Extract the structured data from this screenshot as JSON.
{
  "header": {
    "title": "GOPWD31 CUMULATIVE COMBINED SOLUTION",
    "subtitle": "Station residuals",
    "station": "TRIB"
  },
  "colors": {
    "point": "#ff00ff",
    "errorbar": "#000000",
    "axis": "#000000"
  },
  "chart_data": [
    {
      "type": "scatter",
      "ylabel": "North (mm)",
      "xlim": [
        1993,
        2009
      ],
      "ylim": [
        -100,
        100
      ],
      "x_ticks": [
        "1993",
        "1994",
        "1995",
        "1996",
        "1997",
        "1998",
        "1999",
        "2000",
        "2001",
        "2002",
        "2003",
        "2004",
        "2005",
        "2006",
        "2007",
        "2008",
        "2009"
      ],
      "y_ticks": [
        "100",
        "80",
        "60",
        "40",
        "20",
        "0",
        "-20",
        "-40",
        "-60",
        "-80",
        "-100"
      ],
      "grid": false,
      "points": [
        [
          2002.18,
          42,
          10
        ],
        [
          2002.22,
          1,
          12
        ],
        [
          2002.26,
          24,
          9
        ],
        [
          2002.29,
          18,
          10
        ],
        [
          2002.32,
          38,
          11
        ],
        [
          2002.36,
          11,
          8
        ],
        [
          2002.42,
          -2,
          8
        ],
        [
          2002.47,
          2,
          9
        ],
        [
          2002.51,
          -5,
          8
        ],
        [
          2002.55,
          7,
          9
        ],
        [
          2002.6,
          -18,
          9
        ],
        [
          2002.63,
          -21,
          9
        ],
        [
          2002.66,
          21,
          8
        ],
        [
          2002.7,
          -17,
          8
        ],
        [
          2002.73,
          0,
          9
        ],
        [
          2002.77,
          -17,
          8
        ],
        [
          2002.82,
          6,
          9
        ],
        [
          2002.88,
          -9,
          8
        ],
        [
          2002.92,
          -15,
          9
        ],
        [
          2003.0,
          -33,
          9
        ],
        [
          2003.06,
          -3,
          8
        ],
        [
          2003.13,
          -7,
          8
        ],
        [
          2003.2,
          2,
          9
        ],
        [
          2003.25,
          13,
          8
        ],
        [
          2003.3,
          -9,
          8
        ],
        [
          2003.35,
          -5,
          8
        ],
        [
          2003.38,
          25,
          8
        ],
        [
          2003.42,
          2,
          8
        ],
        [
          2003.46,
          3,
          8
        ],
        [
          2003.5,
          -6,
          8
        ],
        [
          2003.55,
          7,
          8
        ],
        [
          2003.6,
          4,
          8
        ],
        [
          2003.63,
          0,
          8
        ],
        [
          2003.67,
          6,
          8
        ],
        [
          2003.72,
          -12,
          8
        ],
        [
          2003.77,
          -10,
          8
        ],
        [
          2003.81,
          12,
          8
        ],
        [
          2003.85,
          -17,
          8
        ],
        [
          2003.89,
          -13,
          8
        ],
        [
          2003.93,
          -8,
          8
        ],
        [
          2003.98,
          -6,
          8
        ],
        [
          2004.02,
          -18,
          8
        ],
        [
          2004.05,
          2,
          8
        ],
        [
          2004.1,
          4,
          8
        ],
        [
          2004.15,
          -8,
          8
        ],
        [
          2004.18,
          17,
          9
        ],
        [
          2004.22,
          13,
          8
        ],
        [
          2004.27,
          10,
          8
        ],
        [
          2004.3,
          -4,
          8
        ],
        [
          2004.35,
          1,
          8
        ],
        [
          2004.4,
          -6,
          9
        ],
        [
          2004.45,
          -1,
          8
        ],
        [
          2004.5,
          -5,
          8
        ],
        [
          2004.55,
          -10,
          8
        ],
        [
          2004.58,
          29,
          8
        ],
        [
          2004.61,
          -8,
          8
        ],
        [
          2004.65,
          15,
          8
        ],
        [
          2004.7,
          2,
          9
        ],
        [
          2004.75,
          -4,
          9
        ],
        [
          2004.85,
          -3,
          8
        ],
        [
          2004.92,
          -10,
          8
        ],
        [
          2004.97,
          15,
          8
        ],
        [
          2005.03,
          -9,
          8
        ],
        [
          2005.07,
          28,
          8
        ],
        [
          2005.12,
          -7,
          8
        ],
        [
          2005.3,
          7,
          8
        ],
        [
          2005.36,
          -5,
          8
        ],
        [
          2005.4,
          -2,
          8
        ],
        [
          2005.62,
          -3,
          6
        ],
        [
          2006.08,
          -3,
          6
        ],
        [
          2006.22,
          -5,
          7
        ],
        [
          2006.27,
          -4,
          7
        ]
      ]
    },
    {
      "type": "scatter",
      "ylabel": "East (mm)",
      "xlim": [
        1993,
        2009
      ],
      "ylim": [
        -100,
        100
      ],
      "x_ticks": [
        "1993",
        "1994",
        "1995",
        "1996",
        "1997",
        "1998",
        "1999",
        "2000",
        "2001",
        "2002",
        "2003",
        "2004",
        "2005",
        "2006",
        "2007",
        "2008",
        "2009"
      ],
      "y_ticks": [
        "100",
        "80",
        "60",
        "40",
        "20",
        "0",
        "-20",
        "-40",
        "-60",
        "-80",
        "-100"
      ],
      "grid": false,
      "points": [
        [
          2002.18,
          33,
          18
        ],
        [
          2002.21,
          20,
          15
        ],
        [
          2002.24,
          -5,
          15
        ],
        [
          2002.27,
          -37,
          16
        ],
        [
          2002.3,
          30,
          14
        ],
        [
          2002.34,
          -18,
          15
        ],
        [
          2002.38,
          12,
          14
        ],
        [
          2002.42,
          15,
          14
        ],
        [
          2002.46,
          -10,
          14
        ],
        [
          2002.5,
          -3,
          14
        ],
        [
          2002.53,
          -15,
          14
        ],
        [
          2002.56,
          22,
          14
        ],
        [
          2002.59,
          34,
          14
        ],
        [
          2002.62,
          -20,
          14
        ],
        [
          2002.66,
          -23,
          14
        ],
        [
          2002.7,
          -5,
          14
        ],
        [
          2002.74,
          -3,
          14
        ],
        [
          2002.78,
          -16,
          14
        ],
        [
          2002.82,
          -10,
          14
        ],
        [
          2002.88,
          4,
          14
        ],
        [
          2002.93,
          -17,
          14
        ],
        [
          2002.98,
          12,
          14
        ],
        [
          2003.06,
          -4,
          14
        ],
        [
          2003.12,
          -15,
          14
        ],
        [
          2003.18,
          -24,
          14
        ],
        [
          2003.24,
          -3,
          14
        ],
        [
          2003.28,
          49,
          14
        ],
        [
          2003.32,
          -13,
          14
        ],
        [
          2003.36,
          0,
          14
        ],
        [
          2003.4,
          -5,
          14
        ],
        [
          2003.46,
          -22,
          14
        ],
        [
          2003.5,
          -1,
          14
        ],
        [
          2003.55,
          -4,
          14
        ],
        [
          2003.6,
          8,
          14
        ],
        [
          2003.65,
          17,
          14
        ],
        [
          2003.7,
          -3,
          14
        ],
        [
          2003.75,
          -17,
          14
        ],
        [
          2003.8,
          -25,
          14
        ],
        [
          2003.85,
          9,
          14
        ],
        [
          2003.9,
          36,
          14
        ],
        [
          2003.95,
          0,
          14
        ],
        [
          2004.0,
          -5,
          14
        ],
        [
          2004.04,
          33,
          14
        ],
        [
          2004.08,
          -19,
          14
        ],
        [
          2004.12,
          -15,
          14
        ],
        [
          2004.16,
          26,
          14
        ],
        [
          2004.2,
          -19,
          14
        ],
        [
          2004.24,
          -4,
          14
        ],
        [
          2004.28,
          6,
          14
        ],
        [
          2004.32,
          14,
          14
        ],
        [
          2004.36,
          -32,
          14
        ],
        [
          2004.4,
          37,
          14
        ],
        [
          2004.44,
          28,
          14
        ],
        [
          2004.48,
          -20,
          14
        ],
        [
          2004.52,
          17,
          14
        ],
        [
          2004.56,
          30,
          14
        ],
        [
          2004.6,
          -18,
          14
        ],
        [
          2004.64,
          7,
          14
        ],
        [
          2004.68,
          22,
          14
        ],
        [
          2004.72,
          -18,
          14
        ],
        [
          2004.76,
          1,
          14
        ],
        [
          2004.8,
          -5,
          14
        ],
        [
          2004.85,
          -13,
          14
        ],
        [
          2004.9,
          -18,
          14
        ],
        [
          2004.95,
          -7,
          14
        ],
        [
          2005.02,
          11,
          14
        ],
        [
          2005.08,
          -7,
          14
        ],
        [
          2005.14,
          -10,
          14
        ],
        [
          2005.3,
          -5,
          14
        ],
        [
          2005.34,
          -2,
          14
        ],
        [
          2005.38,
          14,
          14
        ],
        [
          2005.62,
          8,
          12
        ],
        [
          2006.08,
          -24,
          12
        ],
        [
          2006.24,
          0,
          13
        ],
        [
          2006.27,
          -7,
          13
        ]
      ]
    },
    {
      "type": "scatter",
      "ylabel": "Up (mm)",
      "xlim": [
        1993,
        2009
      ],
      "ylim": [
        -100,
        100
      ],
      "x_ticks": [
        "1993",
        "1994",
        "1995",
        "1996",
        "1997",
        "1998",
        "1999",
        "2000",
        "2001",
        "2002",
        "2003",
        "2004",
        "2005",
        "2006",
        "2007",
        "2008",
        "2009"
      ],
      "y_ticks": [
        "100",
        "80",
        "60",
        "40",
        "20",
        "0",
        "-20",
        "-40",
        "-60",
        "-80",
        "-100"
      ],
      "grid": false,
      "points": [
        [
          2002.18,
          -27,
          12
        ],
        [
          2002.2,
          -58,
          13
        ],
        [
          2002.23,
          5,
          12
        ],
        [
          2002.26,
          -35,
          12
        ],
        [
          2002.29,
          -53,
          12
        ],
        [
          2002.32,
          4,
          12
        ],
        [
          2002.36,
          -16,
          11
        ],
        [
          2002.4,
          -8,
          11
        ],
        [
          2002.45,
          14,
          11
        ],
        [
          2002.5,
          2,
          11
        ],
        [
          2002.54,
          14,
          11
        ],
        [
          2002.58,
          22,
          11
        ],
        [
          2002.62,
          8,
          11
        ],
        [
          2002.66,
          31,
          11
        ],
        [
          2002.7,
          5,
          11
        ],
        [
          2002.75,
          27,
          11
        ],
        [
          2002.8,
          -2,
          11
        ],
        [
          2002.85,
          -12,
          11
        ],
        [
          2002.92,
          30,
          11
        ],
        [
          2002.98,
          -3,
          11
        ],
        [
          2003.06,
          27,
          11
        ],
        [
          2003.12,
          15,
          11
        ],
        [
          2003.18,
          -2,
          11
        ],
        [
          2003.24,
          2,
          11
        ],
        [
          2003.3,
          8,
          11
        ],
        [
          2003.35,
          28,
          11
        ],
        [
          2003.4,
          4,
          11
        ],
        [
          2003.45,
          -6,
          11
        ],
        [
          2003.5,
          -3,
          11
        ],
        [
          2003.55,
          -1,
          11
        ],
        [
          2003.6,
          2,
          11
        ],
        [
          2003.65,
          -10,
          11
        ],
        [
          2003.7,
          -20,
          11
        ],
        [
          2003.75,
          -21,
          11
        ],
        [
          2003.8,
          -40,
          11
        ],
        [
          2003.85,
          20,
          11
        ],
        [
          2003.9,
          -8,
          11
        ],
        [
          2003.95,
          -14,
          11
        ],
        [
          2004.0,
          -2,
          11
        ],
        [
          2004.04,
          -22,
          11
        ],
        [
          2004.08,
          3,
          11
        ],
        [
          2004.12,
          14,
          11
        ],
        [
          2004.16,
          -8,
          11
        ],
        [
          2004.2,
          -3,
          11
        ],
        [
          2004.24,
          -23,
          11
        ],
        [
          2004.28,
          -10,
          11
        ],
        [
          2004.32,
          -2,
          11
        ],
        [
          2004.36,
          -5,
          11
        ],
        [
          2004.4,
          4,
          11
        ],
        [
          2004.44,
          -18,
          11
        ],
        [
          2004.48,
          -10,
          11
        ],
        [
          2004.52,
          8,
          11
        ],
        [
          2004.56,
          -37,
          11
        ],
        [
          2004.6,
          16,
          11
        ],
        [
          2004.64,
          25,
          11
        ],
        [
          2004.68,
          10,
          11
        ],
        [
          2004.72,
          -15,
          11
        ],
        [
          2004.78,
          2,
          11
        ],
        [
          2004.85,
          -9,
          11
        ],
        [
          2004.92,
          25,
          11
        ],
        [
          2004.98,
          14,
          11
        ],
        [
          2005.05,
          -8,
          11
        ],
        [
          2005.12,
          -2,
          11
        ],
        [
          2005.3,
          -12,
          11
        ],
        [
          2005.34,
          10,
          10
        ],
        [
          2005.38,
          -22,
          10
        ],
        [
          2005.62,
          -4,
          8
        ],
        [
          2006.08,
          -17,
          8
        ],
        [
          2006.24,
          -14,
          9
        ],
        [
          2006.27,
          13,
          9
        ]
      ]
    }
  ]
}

○ ○ ○

Track down every line with the word "ylabel" and copy it.

§ Result of this exercise:
      "ylabel": "North (mm)",
      "ylabel": "East (mm)",
      "ylabel": "Up (mm)",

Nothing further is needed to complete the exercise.